→ Data:
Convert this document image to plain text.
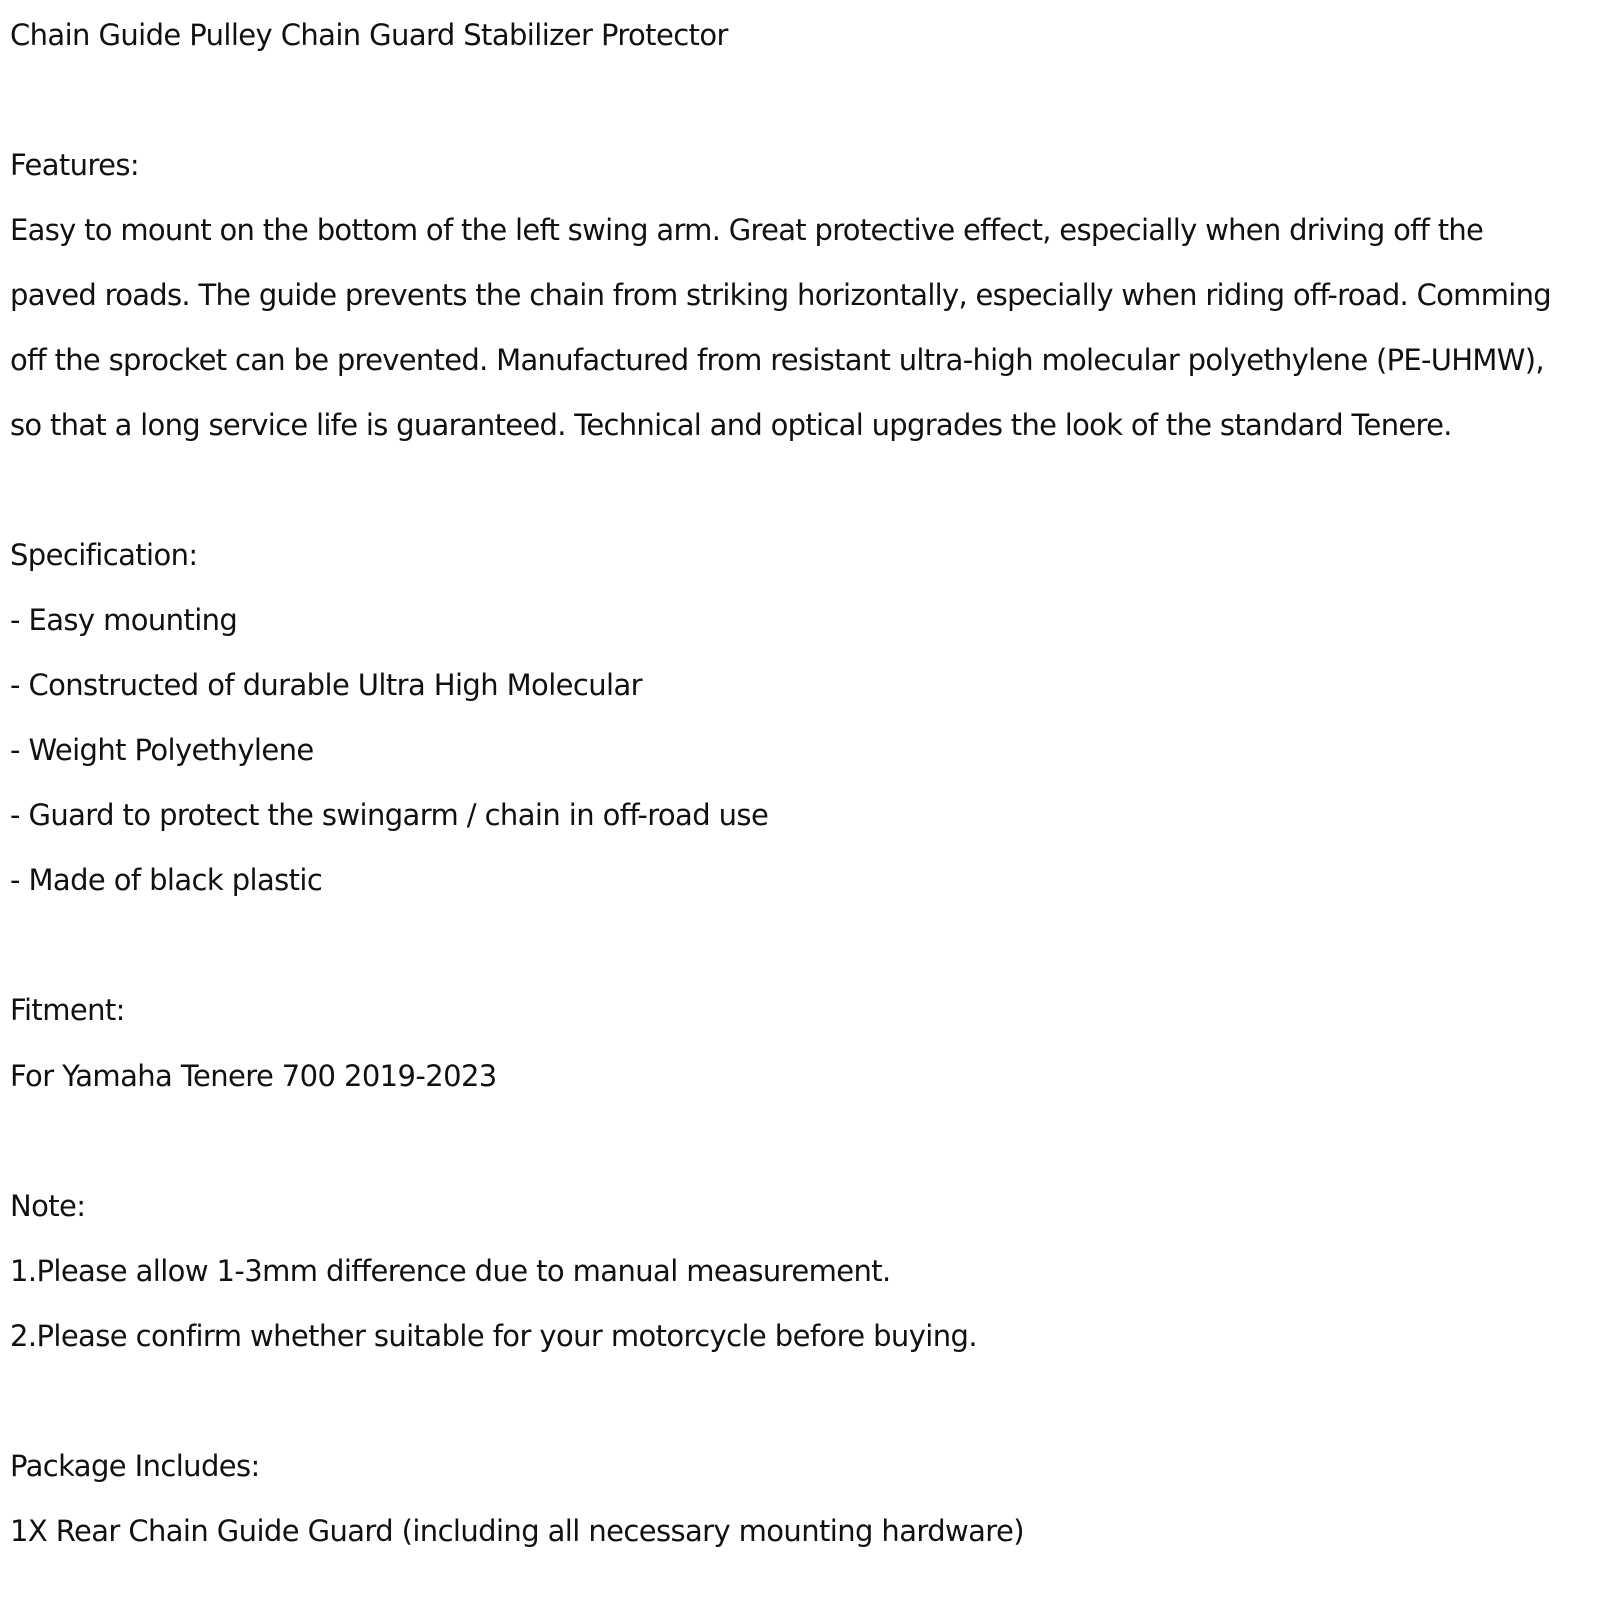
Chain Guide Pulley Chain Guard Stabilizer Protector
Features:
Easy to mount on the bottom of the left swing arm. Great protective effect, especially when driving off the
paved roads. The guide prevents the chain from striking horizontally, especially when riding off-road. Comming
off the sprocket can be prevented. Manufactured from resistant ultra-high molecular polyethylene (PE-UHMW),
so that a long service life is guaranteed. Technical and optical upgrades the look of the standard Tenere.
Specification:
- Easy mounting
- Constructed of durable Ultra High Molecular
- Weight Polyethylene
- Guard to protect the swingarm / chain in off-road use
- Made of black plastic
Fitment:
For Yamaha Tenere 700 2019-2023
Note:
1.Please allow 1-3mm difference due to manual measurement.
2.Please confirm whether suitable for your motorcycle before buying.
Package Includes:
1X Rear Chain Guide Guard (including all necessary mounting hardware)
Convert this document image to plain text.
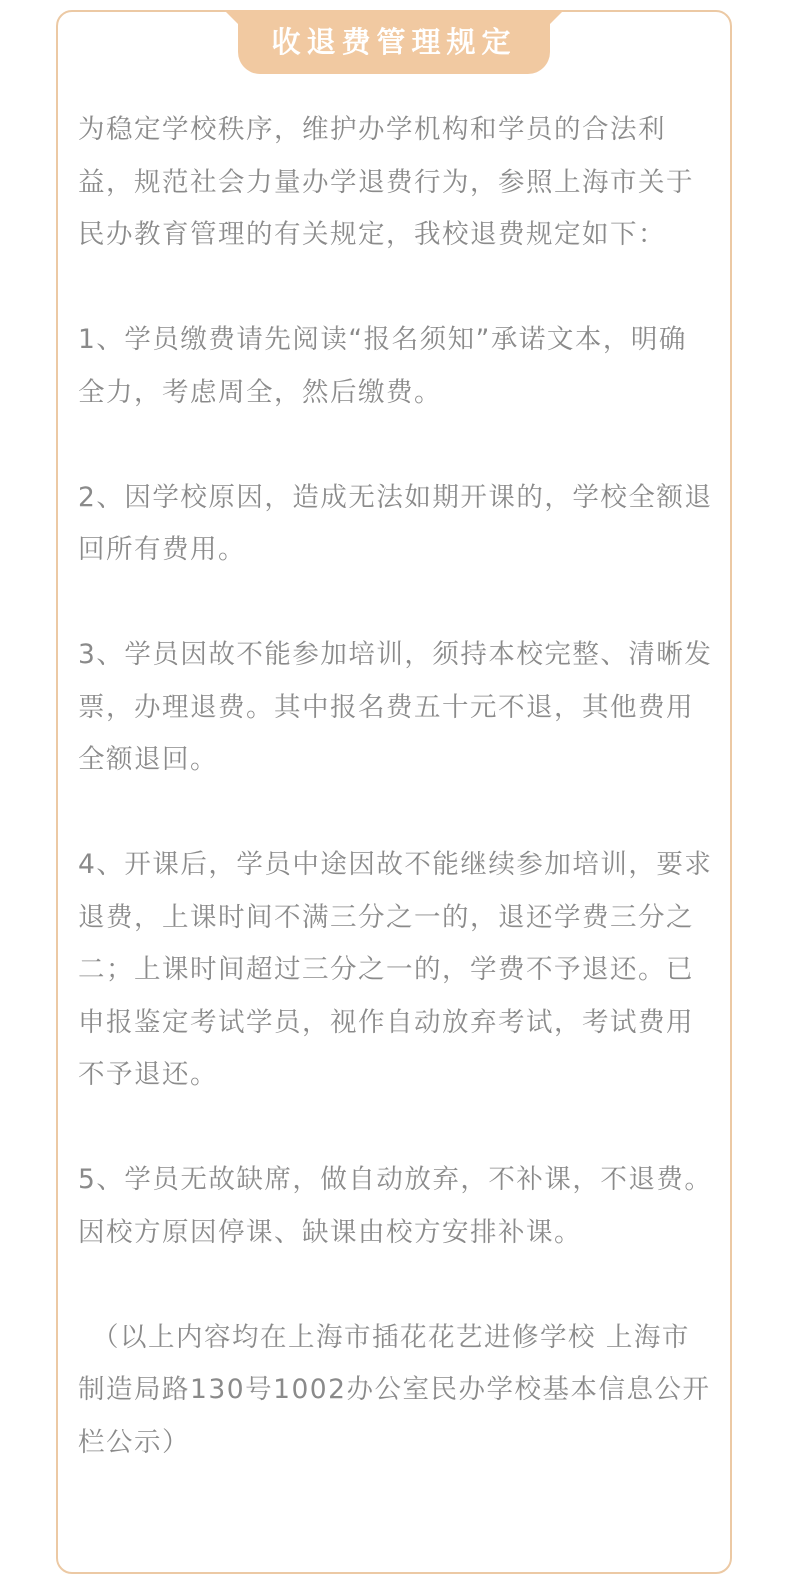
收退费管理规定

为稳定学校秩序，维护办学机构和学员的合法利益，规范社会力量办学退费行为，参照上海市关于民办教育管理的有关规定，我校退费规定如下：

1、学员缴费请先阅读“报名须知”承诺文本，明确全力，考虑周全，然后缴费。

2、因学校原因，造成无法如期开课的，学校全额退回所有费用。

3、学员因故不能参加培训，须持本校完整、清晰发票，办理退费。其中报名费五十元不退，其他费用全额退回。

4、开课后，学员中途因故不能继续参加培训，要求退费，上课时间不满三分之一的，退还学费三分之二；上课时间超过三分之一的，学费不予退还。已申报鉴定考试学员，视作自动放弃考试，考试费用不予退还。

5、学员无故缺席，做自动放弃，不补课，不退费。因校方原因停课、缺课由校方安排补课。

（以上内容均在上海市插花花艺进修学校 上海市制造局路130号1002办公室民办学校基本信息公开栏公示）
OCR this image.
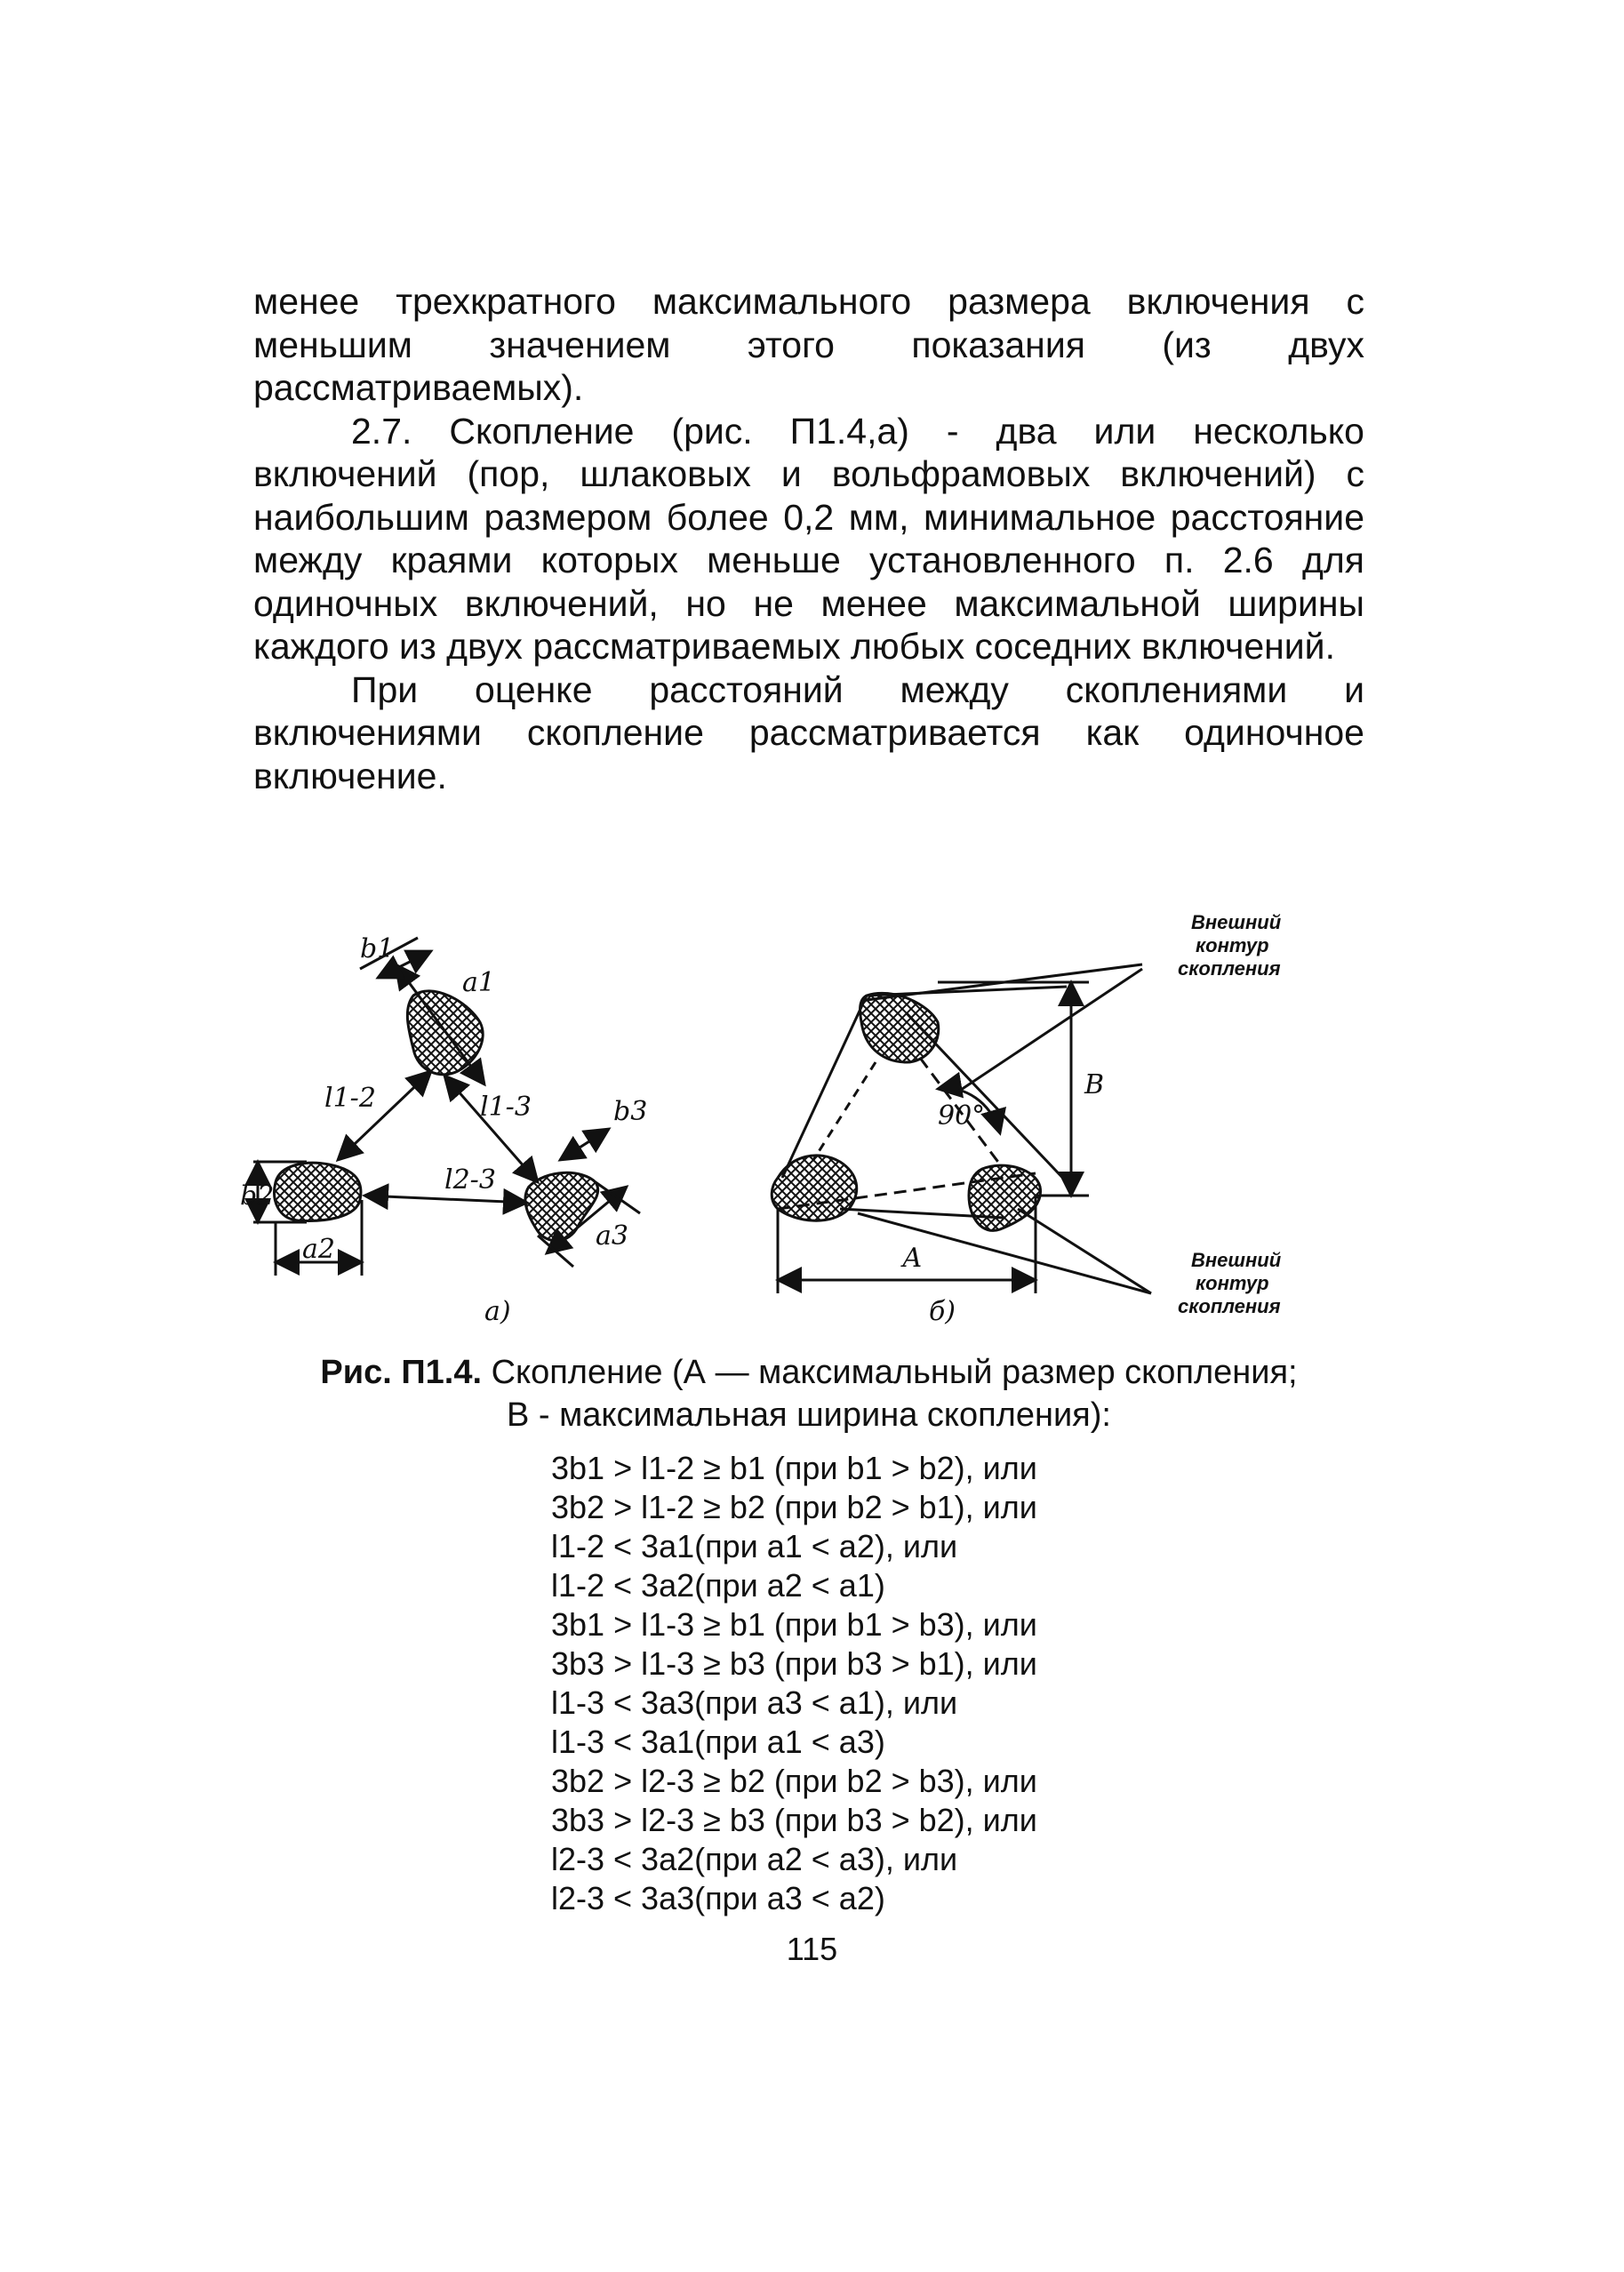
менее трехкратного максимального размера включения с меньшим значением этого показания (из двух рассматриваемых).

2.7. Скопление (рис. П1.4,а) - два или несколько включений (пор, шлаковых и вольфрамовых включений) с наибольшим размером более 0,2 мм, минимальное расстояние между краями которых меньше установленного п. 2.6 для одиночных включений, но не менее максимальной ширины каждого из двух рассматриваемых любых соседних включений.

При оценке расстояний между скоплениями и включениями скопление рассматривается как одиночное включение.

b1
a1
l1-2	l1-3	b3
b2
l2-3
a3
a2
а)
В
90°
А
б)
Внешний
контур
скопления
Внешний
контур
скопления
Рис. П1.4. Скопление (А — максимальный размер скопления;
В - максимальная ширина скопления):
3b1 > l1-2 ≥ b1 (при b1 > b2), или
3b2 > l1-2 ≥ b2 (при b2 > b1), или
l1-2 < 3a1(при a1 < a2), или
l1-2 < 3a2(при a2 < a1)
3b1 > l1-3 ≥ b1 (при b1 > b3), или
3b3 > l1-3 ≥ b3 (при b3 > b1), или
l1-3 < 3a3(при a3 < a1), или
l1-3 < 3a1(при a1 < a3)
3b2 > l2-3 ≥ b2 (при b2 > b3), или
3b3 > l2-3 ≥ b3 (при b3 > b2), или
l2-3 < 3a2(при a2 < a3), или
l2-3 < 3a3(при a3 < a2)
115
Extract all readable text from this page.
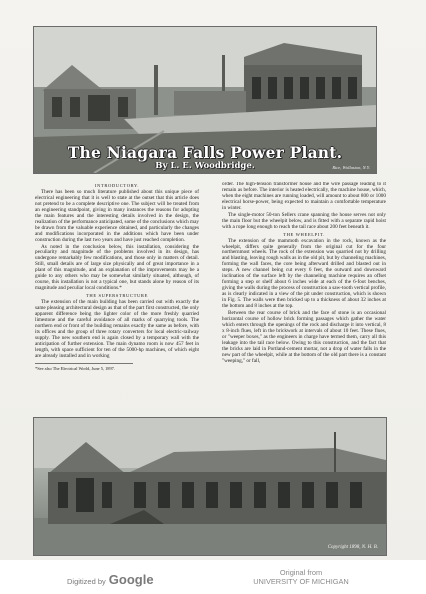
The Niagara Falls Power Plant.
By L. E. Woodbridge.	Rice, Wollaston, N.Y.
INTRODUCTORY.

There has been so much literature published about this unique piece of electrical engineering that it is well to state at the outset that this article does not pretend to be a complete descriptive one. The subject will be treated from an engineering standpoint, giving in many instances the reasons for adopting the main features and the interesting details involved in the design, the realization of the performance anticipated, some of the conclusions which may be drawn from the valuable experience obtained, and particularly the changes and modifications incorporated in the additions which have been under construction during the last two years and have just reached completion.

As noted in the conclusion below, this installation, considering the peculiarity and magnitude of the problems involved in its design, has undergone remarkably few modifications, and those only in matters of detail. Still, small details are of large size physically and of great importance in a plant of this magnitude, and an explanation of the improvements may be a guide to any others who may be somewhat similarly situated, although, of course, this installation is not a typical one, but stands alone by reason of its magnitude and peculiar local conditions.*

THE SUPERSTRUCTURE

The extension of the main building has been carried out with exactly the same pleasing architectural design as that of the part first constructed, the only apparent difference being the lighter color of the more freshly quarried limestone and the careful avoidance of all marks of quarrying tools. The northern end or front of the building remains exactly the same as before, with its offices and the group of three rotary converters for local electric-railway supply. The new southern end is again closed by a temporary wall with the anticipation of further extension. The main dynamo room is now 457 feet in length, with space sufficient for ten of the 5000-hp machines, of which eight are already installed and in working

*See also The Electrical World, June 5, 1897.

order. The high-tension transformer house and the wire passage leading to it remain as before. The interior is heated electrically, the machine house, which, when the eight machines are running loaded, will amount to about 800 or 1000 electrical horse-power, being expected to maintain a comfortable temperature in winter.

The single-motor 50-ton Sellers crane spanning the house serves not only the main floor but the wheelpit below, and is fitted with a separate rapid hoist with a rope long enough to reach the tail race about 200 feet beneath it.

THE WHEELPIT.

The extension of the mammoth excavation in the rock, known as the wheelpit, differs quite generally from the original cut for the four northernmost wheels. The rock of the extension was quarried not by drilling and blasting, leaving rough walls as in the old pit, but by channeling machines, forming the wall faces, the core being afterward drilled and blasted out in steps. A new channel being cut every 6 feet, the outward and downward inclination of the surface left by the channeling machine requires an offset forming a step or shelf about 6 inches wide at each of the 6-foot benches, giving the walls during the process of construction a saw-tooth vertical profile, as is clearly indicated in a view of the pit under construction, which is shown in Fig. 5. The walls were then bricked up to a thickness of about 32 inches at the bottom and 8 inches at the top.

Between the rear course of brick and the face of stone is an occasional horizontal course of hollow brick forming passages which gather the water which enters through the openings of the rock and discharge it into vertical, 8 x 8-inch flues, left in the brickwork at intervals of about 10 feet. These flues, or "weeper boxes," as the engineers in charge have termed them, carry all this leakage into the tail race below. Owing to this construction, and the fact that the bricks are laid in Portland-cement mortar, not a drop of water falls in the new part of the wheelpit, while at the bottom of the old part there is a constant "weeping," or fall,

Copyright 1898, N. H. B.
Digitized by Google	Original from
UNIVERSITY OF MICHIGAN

→ Stated task:
From the entries above, copy out every line where the string "Tenere" appears.

→ Task result:
so that a long service life is guaranteed. Technical and optical upgrades the look of the standard Tenere.
For Yamaha Tenere 700 2019-2023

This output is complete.